Repeat every line of the data exactly, but not the pictures.
********************
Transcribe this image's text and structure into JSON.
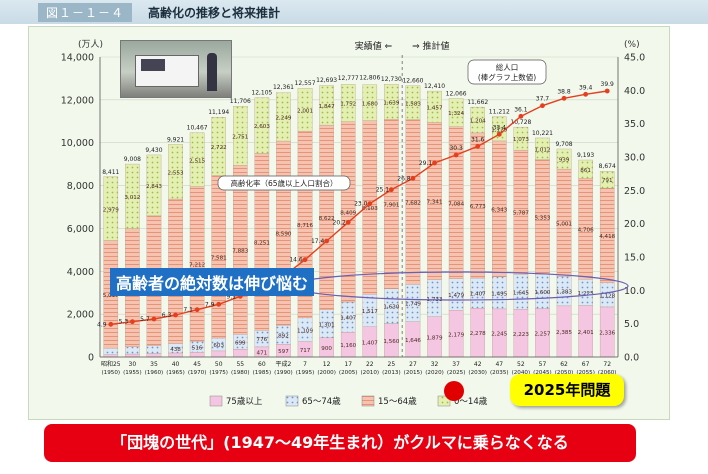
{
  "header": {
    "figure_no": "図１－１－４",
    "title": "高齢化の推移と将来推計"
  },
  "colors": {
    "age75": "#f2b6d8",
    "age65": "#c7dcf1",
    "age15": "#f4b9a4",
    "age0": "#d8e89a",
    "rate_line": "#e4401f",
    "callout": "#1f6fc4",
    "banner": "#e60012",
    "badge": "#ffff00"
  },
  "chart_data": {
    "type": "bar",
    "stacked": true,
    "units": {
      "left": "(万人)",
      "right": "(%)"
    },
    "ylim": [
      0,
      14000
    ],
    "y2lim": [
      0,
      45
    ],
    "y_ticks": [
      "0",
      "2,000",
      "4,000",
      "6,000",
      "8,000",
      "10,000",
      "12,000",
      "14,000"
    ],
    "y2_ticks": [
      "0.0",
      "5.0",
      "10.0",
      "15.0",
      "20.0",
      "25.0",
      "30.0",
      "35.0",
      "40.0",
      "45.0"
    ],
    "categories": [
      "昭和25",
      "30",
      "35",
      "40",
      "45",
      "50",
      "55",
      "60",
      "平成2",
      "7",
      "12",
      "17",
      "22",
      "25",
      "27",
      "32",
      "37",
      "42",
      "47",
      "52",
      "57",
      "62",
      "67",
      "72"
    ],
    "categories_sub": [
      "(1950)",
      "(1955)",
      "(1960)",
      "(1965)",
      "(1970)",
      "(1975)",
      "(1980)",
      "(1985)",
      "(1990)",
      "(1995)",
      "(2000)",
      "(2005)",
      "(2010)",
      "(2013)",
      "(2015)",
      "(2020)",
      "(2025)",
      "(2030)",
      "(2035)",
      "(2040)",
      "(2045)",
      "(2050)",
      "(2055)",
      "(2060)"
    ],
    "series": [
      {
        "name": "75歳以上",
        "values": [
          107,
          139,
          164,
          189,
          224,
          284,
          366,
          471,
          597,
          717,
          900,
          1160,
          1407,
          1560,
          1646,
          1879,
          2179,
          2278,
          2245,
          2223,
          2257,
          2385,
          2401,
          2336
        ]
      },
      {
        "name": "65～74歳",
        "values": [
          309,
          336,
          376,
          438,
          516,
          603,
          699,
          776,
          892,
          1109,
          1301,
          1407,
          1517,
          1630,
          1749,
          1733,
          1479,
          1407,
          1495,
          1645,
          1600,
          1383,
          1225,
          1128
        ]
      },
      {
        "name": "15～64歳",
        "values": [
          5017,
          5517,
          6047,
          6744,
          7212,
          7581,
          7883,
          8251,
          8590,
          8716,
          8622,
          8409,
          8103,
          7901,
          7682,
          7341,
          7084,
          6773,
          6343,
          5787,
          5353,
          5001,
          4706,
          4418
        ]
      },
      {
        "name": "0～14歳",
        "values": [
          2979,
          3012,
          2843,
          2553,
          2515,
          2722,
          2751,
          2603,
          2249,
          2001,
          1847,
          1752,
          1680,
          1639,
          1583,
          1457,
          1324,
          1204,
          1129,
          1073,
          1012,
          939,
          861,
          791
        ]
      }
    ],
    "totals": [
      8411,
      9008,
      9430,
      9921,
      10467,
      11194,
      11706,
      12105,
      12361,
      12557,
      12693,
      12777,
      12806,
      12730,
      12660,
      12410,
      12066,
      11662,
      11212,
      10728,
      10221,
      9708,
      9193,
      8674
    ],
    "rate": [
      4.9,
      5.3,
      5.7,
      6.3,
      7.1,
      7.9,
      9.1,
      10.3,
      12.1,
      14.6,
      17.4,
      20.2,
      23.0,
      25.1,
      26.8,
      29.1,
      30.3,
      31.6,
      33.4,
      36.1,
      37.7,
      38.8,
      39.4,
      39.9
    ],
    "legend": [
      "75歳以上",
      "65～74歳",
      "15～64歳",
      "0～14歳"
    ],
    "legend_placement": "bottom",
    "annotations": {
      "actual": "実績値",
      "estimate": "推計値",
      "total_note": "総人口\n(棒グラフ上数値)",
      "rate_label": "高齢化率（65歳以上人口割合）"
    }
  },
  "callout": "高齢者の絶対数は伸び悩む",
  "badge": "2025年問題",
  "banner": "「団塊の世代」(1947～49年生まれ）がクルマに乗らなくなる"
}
********************
▸ ANSWER FOR THIS EXERCISE:
Transcribe this image's text and structure into JSON.
{
  "header": {
    "figure_no": "図１－１－４",
    "title": "高齢化の推移と将来推計"
  },
  "colors": {
    "age75": "#f2b6d8",
    "age65": "#c7dcf1",
    "age15": "#f4b9a4",
    "age0": "#d8e89a",
    "rate_line": "#e4401f",
    "callout": "#1f6fc4",
    "banner": "#e60012",
    "badge": "#ffff00"
  },
  "chart_data": {
    "type": "bar",
    "stacked": true,
    "units": {
      "left": "(万人)",
      "right": "(%)"
    },
    "ylim": [
      0,
      14000
    ],
    "y2lim": [
      0,
      45
    ],
    "y_ticks": [
      "0",
      "2,000",
      "4,000",
      "6,000",
      "8,000",
      "10,000",
      "12,000",
      "14,000"
    ],
    "y2_ticks": [
      "0.0",
      "5.0",
      "10.0",
      "15.0",
      "20.0",
      "25.0",
      "30.0",
      "35.0",
      "40.0",
      "45.0"
    ],
    "categories": [
      "昭和25",
      "30",
      "35",
      "40",
      "45",
      "50",
      "55",
      "60",
      "平成2",
      "7",
      "12",
      "17",
      "22",
      "25",
      "27",
      "32",
      "37",
      "42",
      "47",
      "52",
      "57",
      "62",
      "67",
      "72"
    ],
    "categories_sub": [
      "(1950)",
      "(1955)",
      "(1960)",
      "(1965)",
      "(1970)",
      "(1975)",
      "(1980)",
      "(1985)",
      "(1990)",
      "(1995)",
      "(2000)",
      "(2005)",
      "(2010)",
      "(2013)",
      "(2015)",
      "(2020)",
      "(2025)",
      "(2030)",
      "(2035)",
      "(2040)",
      "(2045)",
      "(2050)",
      "(2055)",
      "(2060)"
    ],
    "series": [
      {
        "name": "75歳以上",
        "values": [
          107,
          139,
          164,
          189,
          224,
          284,
          366,
          471,
          597,
          717,
          900,
          1160,
          1407,
          1560,
          1646,
          1879,
          2179,
          2278,
          2245,
          2223,
          2257,
          2385,
          2401,
          2336
        ]
      },
      {
        "name": "65～74歳",
        "values": [
          309,
          336,
          376,
          438,
          516,
          603,
          699,
          776,
          892,
          1109,
          1301,
          1407,
          1517,
          1630,
          1749,
          1733,
          1479,
          1407,
          1495,
          1645,
          1600,
          1383,
          1225,
          1128
        ]
      },
      {
        "name": "15～64歳",
        "values": [
          5017,
          5517,
          6047,
          6744,
          7212,
          7581,
          7883,
          8251,
          8590,
          8716,
          8622,
          8409,
          8103,
          7901,
          7682,
          7341,
          7084,
          6773,
          6343,
          5787,
          5353,
          5001,
          4706,
          4418
        ]
      },
      {
        "name": "0～14歳",
        "values": [
          2979,
          3012,
          2843,
          2553,
          2515,
          2722,
          2751,
          2603,
          2249,
          2001,
          1847,
          1752,
          1680,
          1639,
          1583,
          1457,
          1324,
          1204,
          1129,
          1073,
          1012,
          939,
          861,
          791
        ]
      }
    ],
    "totals": [
      8411,
      9008,
      9430,
      9921,
      10467,
      11194,
      11706,
      12105,
      12361,
      12557,
      12693,
      12777,
      12806,
      12730,
      12660,
      12410,
      12066,
      11662,
      11212,
      10728,
      10221,
      9708,
      9193,
      8674
    ],
    "rate": [
      4.9,
      5.3,
      5.7,
      6.3,
      7.1,
      7.9,
      9.1,
      10.3,
      12.1,
      14.6,
      17.4,
      20.2,
      23.0,
      25.1,
      26.8,
      29.1,
      30.3,
      31.6,
      33.4,
      36.1,
      37.7,
      38.8,
      39.4,
      39.9
    ],
    "legend": [
      "75歳以上",
      "65～74歳",
      "15～64歳",
      "0～14歳"
    ],
    "legend_placement": "bottom",
    "annotations": {
      "actual": "実績値",
      "estimate": "推計値",
      "total_note": "総人口\n(棒グラフ上数値)",
      "rate_label": "高齢化率（65歳以上人口割合）"
    }
  },
  "callout": "高齢者の絶対数は伸び悩む",
  "badge": "2025年問題",
  "banner": "「団塊の世代」(1947～49年生まれ）がクルマに乗らなくなる"
}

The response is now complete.